◆ Work to be completed ◆
Below is a listing. Gather each line of it that contains "number".

◆ Data rows ◆

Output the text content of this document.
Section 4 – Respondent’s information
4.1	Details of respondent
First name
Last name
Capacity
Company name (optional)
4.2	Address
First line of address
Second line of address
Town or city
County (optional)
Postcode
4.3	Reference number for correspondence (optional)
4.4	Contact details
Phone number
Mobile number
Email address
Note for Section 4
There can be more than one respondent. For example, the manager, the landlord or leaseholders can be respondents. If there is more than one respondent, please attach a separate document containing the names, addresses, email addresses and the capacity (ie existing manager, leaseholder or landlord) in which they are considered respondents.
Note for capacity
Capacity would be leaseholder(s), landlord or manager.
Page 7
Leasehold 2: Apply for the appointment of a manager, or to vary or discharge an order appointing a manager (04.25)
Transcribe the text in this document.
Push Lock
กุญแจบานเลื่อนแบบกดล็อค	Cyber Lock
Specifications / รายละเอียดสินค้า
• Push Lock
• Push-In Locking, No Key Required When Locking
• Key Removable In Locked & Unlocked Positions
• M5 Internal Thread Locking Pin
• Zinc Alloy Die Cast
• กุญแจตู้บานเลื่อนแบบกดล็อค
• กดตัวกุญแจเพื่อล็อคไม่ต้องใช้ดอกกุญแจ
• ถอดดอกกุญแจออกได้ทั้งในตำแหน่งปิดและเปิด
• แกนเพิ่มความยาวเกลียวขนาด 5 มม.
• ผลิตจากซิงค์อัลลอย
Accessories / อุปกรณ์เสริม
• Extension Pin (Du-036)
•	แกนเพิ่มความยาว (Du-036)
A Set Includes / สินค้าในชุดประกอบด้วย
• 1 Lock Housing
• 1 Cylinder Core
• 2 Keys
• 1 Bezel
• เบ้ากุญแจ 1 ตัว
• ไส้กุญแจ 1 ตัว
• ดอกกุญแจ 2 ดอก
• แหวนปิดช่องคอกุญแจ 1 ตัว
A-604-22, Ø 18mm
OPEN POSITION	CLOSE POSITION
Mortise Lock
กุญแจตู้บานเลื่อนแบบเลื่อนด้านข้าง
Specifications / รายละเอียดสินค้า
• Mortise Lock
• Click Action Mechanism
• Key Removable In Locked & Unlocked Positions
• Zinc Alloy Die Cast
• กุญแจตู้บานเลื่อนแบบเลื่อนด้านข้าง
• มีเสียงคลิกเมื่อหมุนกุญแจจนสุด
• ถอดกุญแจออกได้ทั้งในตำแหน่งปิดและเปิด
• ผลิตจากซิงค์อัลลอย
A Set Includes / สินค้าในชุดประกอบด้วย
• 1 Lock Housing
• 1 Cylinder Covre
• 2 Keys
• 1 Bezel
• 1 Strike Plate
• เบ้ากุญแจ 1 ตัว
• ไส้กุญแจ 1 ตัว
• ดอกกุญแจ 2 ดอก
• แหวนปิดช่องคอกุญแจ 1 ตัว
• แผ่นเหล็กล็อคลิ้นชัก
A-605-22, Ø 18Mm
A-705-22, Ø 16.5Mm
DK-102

◆ Written answer ◆
4.3	Reference number for correspondence (optional)
Phone number
Mobile number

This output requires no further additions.